◆ DIRECTIONS FOR THIS TASK: With the pictures omitted, write out the entries that follow exactly as they stand.

◆ SUPPLIED INFORMATION:
[Begin]

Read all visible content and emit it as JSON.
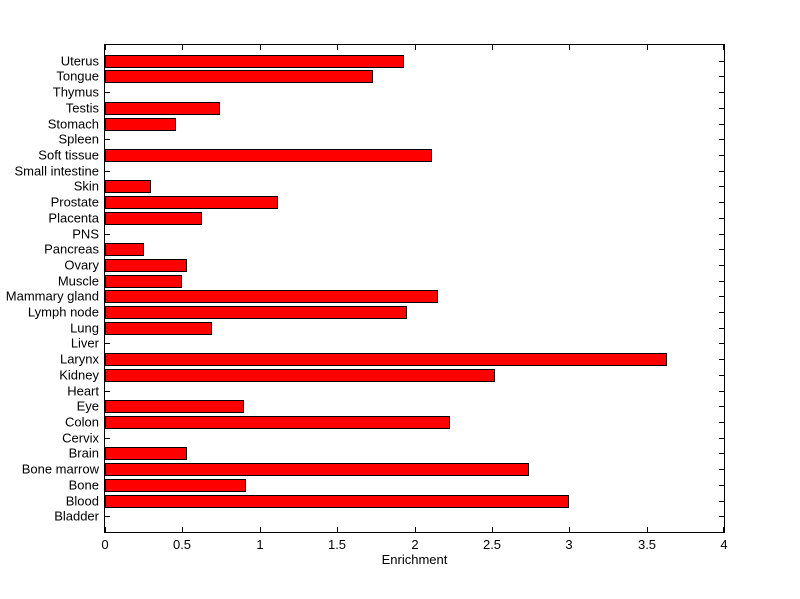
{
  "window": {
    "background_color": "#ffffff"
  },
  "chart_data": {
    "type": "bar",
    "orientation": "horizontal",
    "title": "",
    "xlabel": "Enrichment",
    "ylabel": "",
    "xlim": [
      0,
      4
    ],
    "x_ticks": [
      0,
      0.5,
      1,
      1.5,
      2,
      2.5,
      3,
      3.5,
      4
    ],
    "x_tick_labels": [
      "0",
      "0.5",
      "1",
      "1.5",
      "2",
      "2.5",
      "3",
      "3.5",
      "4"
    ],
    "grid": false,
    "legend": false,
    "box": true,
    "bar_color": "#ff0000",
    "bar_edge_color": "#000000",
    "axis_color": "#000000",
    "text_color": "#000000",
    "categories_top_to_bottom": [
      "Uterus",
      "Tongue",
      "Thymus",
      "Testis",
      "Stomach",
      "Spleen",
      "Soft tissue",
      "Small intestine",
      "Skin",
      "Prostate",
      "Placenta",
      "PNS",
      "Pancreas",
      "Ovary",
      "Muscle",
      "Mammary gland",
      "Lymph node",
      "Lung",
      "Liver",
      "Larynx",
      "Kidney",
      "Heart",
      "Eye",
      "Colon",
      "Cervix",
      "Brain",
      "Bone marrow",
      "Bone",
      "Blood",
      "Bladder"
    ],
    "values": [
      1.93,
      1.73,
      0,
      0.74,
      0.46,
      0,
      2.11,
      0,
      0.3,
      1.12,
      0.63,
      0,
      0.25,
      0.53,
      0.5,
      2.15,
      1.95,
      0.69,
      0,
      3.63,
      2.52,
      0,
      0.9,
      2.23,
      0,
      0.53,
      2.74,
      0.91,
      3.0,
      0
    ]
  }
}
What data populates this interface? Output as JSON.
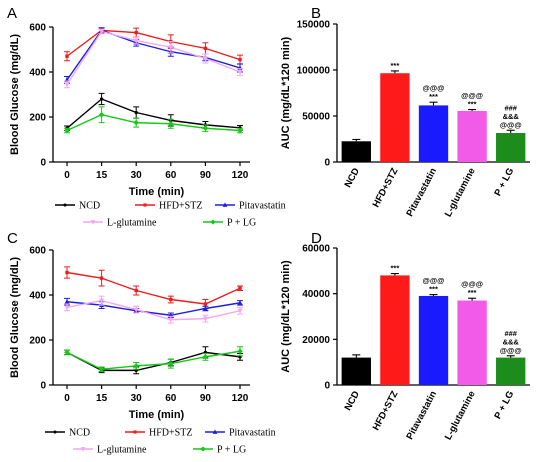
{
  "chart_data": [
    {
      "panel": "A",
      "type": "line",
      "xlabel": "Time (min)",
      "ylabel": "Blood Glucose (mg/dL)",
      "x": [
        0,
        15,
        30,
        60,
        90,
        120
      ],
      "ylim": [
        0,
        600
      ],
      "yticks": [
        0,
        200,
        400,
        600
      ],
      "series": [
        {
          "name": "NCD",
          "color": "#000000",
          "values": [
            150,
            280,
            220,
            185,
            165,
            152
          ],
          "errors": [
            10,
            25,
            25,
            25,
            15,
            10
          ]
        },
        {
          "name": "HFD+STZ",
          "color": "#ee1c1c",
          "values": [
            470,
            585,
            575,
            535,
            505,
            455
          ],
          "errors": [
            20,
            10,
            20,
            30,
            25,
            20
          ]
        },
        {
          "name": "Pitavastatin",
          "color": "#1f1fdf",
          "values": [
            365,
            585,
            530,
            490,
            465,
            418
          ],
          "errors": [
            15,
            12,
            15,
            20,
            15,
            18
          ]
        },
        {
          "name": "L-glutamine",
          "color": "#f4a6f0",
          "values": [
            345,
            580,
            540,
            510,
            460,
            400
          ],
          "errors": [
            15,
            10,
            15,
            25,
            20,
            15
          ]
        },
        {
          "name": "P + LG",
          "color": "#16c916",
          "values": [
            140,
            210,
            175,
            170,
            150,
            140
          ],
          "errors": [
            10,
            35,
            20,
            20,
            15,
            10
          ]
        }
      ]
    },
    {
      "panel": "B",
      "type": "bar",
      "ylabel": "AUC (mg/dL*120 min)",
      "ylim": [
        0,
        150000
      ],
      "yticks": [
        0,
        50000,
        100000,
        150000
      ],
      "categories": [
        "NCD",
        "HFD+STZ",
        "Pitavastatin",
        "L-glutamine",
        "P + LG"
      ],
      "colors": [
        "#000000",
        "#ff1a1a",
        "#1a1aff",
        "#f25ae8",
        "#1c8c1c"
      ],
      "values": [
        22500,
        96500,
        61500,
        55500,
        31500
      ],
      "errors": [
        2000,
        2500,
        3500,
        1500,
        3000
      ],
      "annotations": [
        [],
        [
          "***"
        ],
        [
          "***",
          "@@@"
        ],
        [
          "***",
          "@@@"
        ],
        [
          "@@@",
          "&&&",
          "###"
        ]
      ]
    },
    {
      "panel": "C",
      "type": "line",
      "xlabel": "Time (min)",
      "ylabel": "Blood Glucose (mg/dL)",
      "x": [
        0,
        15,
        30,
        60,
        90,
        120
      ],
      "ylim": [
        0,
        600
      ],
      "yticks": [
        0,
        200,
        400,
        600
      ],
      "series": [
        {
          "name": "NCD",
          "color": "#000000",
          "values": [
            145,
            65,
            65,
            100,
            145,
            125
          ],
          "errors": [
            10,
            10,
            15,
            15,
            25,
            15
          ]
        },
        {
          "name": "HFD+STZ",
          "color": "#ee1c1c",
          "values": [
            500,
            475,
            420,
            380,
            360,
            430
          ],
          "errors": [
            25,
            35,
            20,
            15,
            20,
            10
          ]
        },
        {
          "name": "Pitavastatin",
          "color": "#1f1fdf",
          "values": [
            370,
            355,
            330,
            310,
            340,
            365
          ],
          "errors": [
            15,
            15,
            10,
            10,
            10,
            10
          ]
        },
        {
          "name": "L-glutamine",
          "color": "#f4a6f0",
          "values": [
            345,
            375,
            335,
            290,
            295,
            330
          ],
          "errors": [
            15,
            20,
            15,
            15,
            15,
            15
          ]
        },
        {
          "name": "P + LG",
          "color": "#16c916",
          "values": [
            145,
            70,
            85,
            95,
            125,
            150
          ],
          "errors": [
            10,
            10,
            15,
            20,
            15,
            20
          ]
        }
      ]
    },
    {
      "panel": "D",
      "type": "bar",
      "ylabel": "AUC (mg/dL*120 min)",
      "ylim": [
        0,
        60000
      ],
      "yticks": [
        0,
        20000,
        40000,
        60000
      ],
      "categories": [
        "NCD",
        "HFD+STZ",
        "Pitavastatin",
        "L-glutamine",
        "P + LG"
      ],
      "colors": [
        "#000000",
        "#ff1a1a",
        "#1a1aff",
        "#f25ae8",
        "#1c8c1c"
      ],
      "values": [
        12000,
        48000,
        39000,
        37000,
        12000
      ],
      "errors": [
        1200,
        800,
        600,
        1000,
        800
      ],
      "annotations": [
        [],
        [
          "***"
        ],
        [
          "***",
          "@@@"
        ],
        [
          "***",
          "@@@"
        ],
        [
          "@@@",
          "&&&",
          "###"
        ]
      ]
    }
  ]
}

[End]

◆ PROBLEM SOLUTION:
Read all visible content and emit it as JSON.
{
  "window": {
    "background_color": "#ffffff"
  },
  "chart_data": {
    "type": "bar",
    "orientation": "horizontal",
    "title": "",
    "xlabel": "Enrichment",
    "ylabel": "",
    "xlim": [
      0,
      4
    ],
    "x_ticks": [
      0,
      0.5,
      1,
      1.5,
      2,
      2.5,
      3,
      3.5,
      4
    ],
    "x_tick_labels": [
      "0",
      "0.5",
      "1",
      "1.5",
      "2",
      "2.5",
      "3",
      "3.5",
      "4"
    ],
    "grid": false,
    "legend": false,
    "box": true,
    "bar_color": "#ff0000",
    "bar_edge_color": "#000000",
    "axis_color": "#000000",
    "text_color": "#000000",
    "categories_top_to_bottom": [
      "Uterus",
      "Tongue",
      "Thymus",
      "Testis",
      "Stomach",
      "Spleen",
      "Soft tissue",
      "Small intestine",
      "Skin",
      "Prostate",
      "Placenta",
      "PNS",
      "Pancreas",
      "Ovary",
      "Muscle",
      "Mammary gland",
      "Lymph node",
      "Lung",
      "Liver",
      "Larynx",
      "Kidney",
      "Heart",
      "Eye",
      "Colon",
      "Cervix",
      "Brain",
      "Bone marrow",
      "Bone",
      "Blood",
      "Bladder"
    ],
    "values": [
      1.93,
      1.73,
      0,
      0.74,
      0.46,
      0,
      2.11,
      0,
      0.3,
      1.12,
      0.63,
      0,
      0.25,
      0.53,
      0.5,
      2.15,
      1.95,
      0.69,
      0,
      3.63,
      2.52,
      0,
      0.9,
      2.23,
      0,
      0.53,
      2.74,
      0.91,
      3.0,
      0
    ]
  }
}
What data populates this interface? Output as JSON.
{
  "chart_data": [
    {
      "panel": "A",
      "type": "line",
      "xlabel": "Time (min)",
      "ylabel": "Blood Glucose (mg/dL)",
      "x": [
        0,
        15,
        30,
        60,
        90,
        120
      ],
      "ylim": [
        0,
        600
      ],
      "yticks": [
        0,
        200,
        400,
        600
      ],
      "series": [
        {
          "name": "NCD",
          "color": "#000000",
          "values": [
            150,
            280,
            220,
            185,
            165,
            152
          ],
          "errors": [
            10,
            25,
            25,
            25,
            15,
            10
          ]
        },
        {
          "name": "HFD+STZ",
          "color": "#ee1c1c",
          "values": [
            470,
            585,
            575,
            535,
            505,
            455
          ],
          "errors": [
            20,
            10,
            20,
            30,
            25,
            20
          ]
        },
        {
          "name": "Pitavastatin",
          "color": "#1f1fdf",
          "values": [
            365,
            585,
            530,
            490,
            465,
            418
          ],
          "errors": [
            15,
            12,
            15,
            20,
            15,
            18
          ]
        },
        {
          "name": "L-glutamine",
          "color": "#f4a6f0",
          "values": [
            345,
            580,
            540,
            510,
            460,
            400
          ],
          "errors": [
            15,
            10,
            15,
            25,
            20,
            15
          ]
        },
        {
          "name": "P + LG",
          "color": "#16c916",
          "values": [
            140,
            210,
            175,
            170,
            150,
            140
          ],
          "errors": [
            10,
            35,
            20,
            20,
            15,
            10
          ]
        }
      ]
    },
    {
      "panel": "B",
      "type": "bar",
      "ylabel": "AUC (mg/dL*120 min)",
      "ylim": [
        0,
        150000
      ],
      "yticks": [
        0,
        50000,
        100000,
        150000
      ],
      "categories": [
        "NCD",
        "HFD+STZ",
        "Pitavastatin",
        "L-glutamine",
        "P + LG"
      ],
      "colors": [
        "#000000",
        "#ff1a1a",
        "#1a1aff",
        "#f25ae8",
        "#1c8c1c"
      ],
      "values": [
        22500,
        96500,
        61500,
        55500,
        31500
      ],
      "errors": [
        2000,
        2500,
        3500,
        1500,
        3000
      ],
      "annotations": [
        [],
        [
          "***"
        ],
        [
          "***",
          "@@@"
        ],
        [
          "***",
          "@@@"
        ],
        [
          "@@@",
          "&&&",
          "###"
        ]
      ]
    },
    {
      "panel": "C",
      "type": "line",
      "xlabel": "Time (min)",
      "ylabel": "Blood Glucose (mg/dL)",
      "x": [
        0,
        15,
        30,
        60,
        90,
        120
      ],
      "ylim": [
        0,
        600
      ],
      "yticks": [
        0,
        200,
        400,
        600
      ],
      "series": [
        {
          "name": "NCD",
          "color": "#000000",
          "values": [
            145,
            65,
            65,
            100,
            145,
            125
          ],
          "errors": [
            10,
            10,
            15,
            15,
            25,
            15
          ]
        },
        {
          "name": "HFD+STZ",
          "color": "#ee1c1c",
          "values": [
            500,
            475,
            420,
            380,
            360,
            430
          ],
          "errors": [
            25,
            35,
            20,
            15,
            20,
            10
          ]
        },
        {
          "name": "Pitavastatin",
          "color": "#1f1fdf",
          "values": [
            370,
            355,
            330,
            310,
            340,
            365
          ],
          "errors": [
            15,
            15,
            10,
            10,
            10,
            10
          ]
        },
        {
          "name": "L-glutamine",
          "color": "#f4a6f0",
          "values": [
            345,
            375,
            335,
            290,
            295,
            330
          ],
          "errors": [
            15,
            20,
            15,
            15,
            15,
            15
          ]
        },
        {
          "name": "P + LG",
          "color": "#16c916",
          "values": [
            145,
            70,
            85,
            95,
            125,
            150
          ],
          "errors": [
            10,
            10,
            15,
            20,
            15,
            20
          ]
        }
      ]
    },
    {
      "panel": "D",
      "type": "bar",
      "ylabel": "AUC (mg/dL*120 min)",
      "ylim": [
        0,
        60000
      ],
      "yticks": [
        0,
        20000,
        40000,
        60000
      ],
      "categories": [
        "NCD",
        "HFD+STZ",
        "Pitavastatin",
        "L-glutamine",
        "P + LG"
      ],
      "colors": [
        "#000000",
        "#ff1a1a",
        "#1a1aff",
        "#f25ae8",
        "#1c8c1c"
      ],
      "values": [
        12000,
        48000,
        39000,
        37000,
        12000
      ],
      "errors": [
        1200,
        800,
        600,
        1000,
        800
      ],
      "annotations": [
        [],
        [
          "***"
        ],
        [
          "***",
          "@@@"
        ],
        [
          "***",
          "@@@"
        ],
        [
          "@@@",
          "&&&",
          "###"
        ]
      ]
    }
  ]
}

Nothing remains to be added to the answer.